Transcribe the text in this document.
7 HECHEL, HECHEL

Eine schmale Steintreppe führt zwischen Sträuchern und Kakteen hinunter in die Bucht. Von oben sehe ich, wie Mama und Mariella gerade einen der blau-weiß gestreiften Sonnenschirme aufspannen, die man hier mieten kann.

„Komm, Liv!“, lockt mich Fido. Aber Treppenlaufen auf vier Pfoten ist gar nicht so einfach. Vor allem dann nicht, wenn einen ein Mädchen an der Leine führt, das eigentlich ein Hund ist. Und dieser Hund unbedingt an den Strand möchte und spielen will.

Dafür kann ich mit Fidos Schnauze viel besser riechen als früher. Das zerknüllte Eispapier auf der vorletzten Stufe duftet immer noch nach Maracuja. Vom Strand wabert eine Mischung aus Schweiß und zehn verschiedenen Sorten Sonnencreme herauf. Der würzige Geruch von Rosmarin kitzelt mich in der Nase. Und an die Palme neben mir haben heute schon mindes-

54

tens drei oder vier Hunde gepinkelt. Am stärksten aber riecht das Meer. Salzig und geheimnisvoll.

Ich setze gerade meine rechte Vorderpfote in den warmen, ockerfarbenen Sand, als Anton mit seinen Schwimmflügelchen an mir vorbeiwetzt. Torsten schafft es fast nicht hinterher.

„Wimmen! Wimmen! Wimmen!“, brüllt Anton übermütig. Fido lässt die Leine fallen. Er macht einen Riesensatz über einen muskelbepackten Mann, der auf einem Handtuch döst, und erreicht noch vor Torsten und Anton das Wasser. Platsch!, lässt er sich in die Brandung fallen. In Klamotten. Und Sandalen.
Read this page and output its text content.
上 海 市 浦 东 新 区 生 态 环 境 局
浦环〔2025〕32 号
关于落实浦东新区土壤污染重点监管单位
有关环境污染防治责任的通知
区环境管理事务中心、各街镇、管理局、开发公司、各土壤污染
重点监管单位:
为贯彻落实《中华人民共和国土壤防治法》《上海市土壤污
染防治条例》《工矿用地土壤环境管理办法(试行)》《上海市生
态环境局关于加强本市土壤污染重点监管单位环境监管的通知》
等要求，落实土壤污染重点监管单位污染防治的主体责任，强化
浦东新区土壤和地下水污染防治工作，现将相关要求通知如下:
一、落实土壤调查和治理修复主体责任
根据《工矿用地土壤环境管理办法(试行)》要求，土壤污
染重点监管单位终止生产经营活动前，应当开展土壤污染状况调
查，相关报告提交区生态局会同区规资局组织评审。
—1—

#### Given task
Only the number is wanted: how many lines of the material contain the word "this"?

#### Correct response
2